++++ SOURCE RECORDS ++++

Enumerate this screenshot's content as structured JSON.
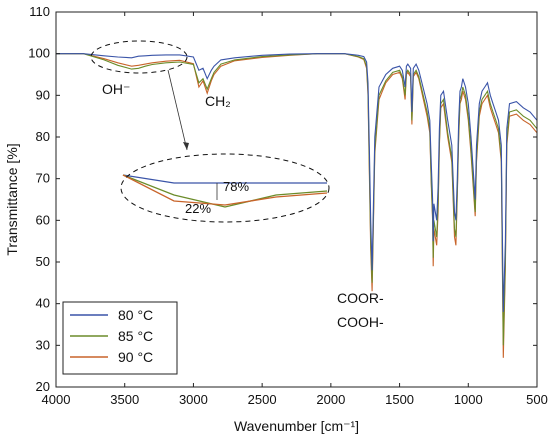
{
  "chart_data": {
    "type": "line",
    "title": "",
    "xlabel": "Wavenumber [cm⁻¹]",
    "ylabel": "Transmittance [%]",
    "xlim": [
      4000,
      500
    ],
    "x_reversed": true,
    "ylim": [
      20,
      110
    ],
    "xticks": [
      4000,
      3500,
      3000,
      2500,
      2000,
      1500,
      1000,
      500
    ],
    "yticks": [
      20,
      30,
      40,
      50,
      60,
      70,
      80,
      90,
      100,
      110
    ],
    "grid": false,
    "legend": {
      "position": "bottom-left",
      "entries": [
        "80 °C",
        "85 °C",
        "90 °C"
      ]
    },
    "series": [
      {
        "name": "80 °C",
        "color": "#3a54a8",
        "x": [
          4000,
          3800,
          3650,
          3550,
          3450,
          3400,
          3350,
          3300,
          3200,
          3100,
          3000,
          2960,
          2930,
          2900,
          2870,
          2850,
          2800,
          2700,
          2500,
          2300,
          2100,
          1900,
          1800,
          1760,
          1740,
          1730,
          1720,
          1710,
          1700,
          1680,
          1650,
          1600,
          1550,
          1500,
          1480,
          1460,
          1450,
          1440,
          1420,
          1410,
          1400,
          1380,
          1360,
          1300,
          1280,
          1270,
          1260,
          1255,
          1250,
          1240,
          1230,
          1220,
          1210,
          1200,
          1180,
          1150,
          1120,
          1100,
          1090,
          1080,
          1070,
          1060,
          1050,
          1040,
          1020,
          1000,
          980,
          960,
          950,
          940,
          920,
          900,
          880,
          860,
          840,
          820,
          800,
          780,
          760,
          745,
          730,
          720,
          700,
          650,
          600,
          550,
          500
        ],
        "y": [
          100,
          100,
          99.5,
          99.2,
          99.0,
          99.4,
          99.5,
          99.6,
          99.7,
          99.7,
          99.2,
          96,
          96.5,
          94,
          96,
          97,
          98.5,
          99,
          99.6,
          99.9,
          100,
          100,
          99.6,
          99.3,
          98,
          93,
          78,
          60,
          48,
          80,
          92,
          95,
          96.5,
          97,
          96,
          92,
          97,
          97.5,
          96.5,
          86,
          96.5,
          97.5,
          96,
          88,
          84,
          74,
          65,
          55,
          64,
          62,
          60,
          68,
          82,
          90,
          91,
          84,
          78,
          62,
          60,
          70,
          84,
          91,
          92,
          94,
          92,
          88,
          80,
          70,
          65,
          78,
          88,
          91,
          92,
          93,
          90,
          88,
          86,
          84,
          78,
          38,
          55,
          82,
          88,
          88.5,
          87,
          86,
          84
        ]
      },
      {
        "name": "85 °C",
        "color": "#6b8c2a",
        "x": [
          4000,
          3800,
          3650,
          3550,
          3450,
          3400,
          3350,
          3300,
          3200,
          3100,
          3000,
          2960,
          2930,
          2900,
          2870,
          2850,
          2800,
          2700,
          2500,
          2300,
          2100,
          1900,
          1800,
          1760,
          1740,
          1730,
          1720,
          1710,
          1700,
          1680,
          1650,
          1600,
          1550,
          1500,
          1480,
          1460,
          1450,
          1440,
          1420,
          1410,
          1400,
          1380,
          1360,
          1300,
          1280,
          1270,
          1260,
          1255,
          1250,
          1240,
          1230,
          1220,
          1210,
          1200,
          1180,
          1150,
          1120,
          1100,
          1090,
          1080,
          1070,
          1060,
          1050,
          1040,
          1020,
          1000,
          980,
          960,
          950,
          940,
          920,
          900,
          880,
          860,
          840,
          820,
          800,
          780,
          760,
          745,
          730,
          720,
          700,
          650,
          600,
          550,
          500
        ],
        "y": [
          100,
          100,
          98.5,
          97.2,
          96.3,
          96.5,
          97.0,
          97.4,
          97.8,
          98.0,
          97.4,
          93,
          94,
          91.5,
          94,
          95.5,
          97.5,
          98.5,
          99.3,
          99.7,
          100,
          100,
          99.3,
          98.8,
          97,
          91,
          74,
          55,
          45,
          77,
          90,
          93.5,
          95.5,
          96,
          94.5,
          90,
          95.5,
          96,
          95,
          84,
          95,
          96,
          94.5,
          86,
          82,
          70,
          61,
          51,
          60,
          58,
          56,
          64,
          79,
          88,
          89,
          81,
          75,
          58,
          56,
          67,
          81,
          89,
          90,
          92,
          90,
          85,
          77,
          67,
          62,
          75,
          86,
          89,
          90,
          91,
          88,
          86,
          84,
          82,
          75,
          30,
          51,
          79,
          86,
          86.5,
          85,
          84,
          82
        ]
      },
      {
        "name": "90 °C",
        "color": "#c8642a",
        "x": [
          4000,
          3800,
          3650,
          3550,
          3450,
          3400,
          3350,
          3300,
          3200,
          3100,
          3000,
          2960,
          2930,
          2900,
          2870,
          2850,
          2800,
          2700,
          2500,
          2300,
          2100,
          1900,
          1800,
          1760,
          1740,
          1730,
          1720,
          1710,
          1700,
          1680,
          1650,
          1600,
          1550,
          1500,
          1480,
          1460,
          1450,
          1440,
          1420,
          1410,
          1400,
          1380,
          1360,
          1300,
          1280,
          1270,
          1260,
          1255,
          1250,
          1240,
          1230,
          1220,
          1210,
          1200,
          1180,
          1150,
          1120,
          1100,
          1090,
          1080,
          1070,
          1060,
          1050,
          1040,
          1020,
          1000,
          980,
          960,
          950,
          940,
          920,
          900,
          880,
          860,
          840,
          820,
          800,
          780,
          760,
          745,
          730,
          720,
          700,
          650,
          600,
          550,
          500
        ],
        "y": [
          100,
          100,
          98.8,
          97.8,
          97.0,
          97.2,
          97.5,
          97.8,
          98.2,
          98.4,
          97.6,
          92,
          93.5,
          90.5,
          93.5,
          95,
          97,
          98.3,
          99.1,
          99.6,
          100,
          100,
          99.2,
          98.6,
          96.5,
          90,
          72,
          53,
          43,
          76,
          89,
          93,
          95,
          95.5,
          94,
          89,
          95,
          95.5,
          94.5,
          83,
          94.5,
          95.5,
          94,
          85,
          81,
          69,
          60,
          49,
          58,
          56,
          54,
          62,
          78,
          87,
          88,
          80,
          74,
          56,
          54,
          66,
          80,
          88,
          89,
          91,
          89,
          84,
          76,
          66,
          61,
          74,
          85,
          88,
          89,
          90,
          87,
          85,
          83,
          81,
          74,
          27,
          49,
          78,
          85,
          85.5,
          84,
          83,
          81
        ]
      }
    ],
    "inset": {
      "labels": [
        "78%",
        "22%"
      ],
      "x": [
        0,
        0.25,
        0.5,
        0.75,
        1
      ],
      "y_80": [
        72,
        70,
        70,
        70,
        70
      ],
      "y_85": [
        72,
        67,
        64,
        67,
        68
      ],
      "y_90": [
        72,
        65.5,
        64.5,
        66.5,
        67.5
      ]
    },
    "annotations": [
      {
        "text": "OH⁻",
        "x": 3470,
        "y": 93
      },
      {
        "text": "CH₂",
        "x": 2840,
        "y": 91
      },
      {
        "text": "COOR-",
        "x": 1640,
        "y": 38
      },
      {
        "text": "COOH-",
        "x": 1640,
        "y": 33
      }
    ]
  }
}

++++

_YOUR OBJECTIVE_.
Leave the pictures out, and print every line of the listing exactly as written.

_ANSWER FOR THIS EXERCISE_.
Enumerate this screenshot's content as structured JSON.
{
  "chart_data": {
    "type": "line",
    "title": "",
    "xlabel": "Wavenumber [cm⁻¹]",
    "ylabel": "Transmittance [%]",
    "xlim": [
      4000,
      500
    ],
    "x_reversed": true,
    "ylim": [
      20,
      110
    ],
    "xticks": [
      4000,
      3500,
      3000,
      2500,
      2000,
      1500,
      1000,
      500
    ],
    "yticks": [
      20,
      30,
      40,
      50,
      60,
      70,
      80,
      90,
      100,
      110
    ],
    "grid": false,
    "legend": {
      "position": "bottom-left",
      "entries": [
        "80 °C",
        "85 °C",
        "90 °C"
      ]
    },
    "series": [
      {
        "name": "80 °C",
        "color": "#3a54a8",
        "x": [
          4000,
          3800,
          3650,
          3550,
          3450,
          3400,
          3350,
          3300,
          3200,
          3100,
          3000,
          2960,
          2930,
          2900,
          2870,
          2850,
          2800,
          2700,
          2500,
          2300,
          2100,
          1900,
          1800,
          1760,
          1740,
          1730,
          1720,
          1710,
          1700,
          1680,
          1650,
          1600,
          1550,
          1500,
          1480,
          1460,
          1450,
          1440,
          1420,
          1410,
          1400,
          1380,
          1360,
          1300,
          1280,
          1270,
          1260,
          1255,
          1250,
          1240,
          1230,
          1220,
          1210,
          1200,
          1180,
          1150,
          1120,
          1100,
          1090,
          1080,
          1070,
          1060,
          1050,
          1040,
          1020,
          1000,
          980,
          960,
          950,
          940,
          920,
          900,
          880,
          860,
          840,
          820,
          800,
          780,
          760,
          745,
          730,
          720,
          700,
          650,
          600,
          550,
          500
        ],
        "y": [
          100,
          100,
          99.5,
          99.2,
          99.0,
          99.4,
          99.5,
          99.6,
          99.7,
          99.7,
          99.2,
          96,
          96.5,
          94,
          96,
          97,
          98.5,
          99,
          99.6,
          99.9,
          100,
          100,
          99.6,
          99.3,
          98,
          93,
          78,
          60,
          48,
          80,
          92,
          95,
          96.5,
          97,
          96,
          92,
          97,
          97.5,
          96.5,
          86,
          96.5,
          97.5,
          96,
          88,
          84,
          74,
          65,
          55,
          64,
          62,
          60,
          68,
          82,
          90,
          91,
          84,
          78,
          62,
          60,
          70,
          84,
          91,
          92,
          94,
          92,
          88,
          80,
          70,
          65,
          78,
          88,
          91,
          92,
          93,
          90,
          88,
          86,
          84,
          78,
          38,
          55,
          82,
          88,
          88.5,
          87,
          86,
          84
        ]
      },
      {
        "name": "85 °C",
        "color": "#6b8c2a",
        "x": [
          4000,
          3800,
          3650,
          3550,
          3450,
          3400,
          3350,
          3300,
          3200,
          3100,
          3000,
          2960,
          2930,
          2900,
          2870,
          2850,
          2800,
          2700,
          2500,
          2300,
          2100,
          1900,
          1800,
          1760,
          1740,
          1730,
          1720,
          1710,
          1700,
          1680,
          1650,
          1600,
          1550,
          1500,
          1480,
          1460,
          1450,
          1440,
          1420,
          1410,
          1400,
          1380,
          1360,
          1300,
          1280,
          1270,
          1260,
          1255,
          1250,
          1240,
          1230,
          1220,
          1210,
          1200,
          1180,
          1150,
          1120,
          1100,
          1090,
          1080,
          1070,
          1060,
          1050,
          1040,
          1020,
          1000,
          980,
          960,
          950,
          940,
          920,
          900,
          880,
          860,
          840,
          820,
          800,
          780,
          760,
          745,
          730,
          720,
          700,
          650,
          600,
          550,
          500
        ],
        "y": [
          100,
          100,
          98.5,
          97.2,
          96.3,
          96.5,
          97.0,
          97.4,
          97.8,
          98.0,
          97.4,
          93,
          94,
          91.5,
          94,
          95.5,
          97.5,
          98.5,
          99.3,
          99.7,
          100,
          100,
          99.3,
          98.8,
          97,
          91,
          74,
          55,
          45,
          77,
          90,
          93.5,
          95.5,
          96,
          94.5,
          90,
          95.5,
          96,
          95,
          84,
          95,
          96,
          94.5,
          86,
          82,
          70,
          61,
          51,
          60,
          58,
          56,
          64,
          79,
          88,
          89,
          81,
          75,
          58,
          56,
          67,
          81,
          89,
          90,
          92,
          90,
          85,
          77,
          67,
          62,
          75,
          86,
          89,
          90,
          91,
          88,
          86,
          84,
          82,
          75,
          30,
          51,
          79,
          86,
          86.5,
          85,
          84,
          82
        ]
      },
      {
        "name": "90 °C",
        "color": "#c8642a",
        "x": [
          4000,
          3800,
          3650,
          3550,
          3450,
          3400,
          3350,
          3300,
          3200,
          3100,
          3000,
          2960,
          2930,
          2900,
          2870,
          2850,
          2800,
          2700,
          2500,
          2300,
          2100,
          1900,
          1800,
          1760,
          1740,
          1730,
          1720,
          1710,
          1700,
          1680,
          1650,
          1600,
          1550,
          1500,
          1480,
          1460,
          1450,
          1440,
          1420,
          1410,
          1400,
          1380,
          1360,
          1300,
          1280,
          1270,
          1260,
          1255,
          1250,
          1240,
          1230,
          1220,
          1210,
          1200,
          1180,
          1150,
          1120,
          1100,
          1090,
          1080,
          1070,
          1060,
          1050,
          1040,
          1020,
          1000,
          980,
          960,
          950,
          940,
          920,
          900,
          880,
          860,
          840,
          820,
          800,
          780,
          760,
          745,
          730,
          720,
          700,
          650,
          600,
          550,
          500
        ],
        "y": [
          100,
          100,
          98.8,
          97.8,
          97.0,
          97.2,
          97.5,
          97.8,
          98.2,
          98.4,
          97.6,
          92,
          93.5,
          90.5,
          93.5,
          95,
          97,
          98.3,
          99.1,
          99.6,
          100,
          100,
          99.2,
          98.6,
          96.5,
          90,
          72,
          53,
          43,
          76,
          89,
          93,
          95,
          95.5,
          94,
          89,
          95,
          95.5,
          94.5,
          83,
          94.5,
          95.5,
          94,
          85,
          81,
          69,
          60,
          49,
          58,
          56,
          54,
          62,
          78,
          87,
          88,
          80,
          74,
          56,
          54,
          66,
          80,
          88,
          89,
          91,
          89,
          84,
          76,
          66,
          61,
          74,
          85,
          88,
          89,
          90,
          87,
          85,
          83,
          81,
          74,
          27,
          49,
          78,
          85,
          85.5,
          84,
          83,
          81
        ]
      }
    ],
    "inset": {
      "labels": [
        "78%",
        "22%"
      ],
      "x": [
        0,
        0.25,
        0.5,
        0.75,
        1
      ],
      "y_80": [
        72,
        70,
        70,
        70,
        70
      ],
      "y_85": [
        72,
        67,
        64,
        67,
        68
      ],
      "y_90": [
        72,
        65.5,
        64.5,
        66.5,
        67.5
      ]
    },
    "annotations": [
      {
        "text": "OH⁻",
        "x": 3470,
        "y": 93
      },
      {
        "text": "CH₂",
        "x": 2840,
        "y": 91
      },
      {
        "text": "COOR-",
        "x": 1640,
        "y": 38
      },
      {
        "text": "COOH-",
        "x": 1640,
        "y": 33
      }
    ]
  }
}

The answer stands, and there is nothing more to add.